* _EXERCISE GOAL_: Read the lines below, and copy any that contain the string "Institute".

Collected data entries:
——

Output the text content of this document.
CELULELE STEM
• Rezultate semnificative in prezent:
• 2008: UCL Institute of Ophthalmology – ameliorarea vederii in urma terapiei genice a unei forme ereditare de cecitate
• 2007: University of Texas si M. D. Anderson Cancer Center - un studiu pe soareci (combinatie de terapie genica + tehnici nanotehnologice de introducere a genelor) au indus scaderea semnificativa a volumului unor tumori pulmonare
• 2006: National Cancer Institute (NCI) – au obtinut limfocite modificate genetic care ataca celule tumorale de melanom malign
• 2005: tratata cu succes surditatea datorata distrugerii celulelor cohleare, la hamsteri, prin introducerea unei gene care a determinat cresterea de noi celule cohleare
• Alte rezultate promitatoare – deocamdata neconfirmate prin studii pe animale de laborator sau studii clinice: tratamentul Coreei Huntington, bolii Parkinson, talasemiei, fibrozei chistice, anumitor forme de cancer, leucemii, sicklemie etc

——

* _COMPLETED EXERCISE_:
• 2008: UCL Institute of Ophthalmology – ameliorarea vederii in urma terapiei genice a unei forme ereditare de cecitate
• 2006: National Cancer Institute (NCI) – au obtinut limfocite modificate genetic care ataca celule tumorale de melanom malign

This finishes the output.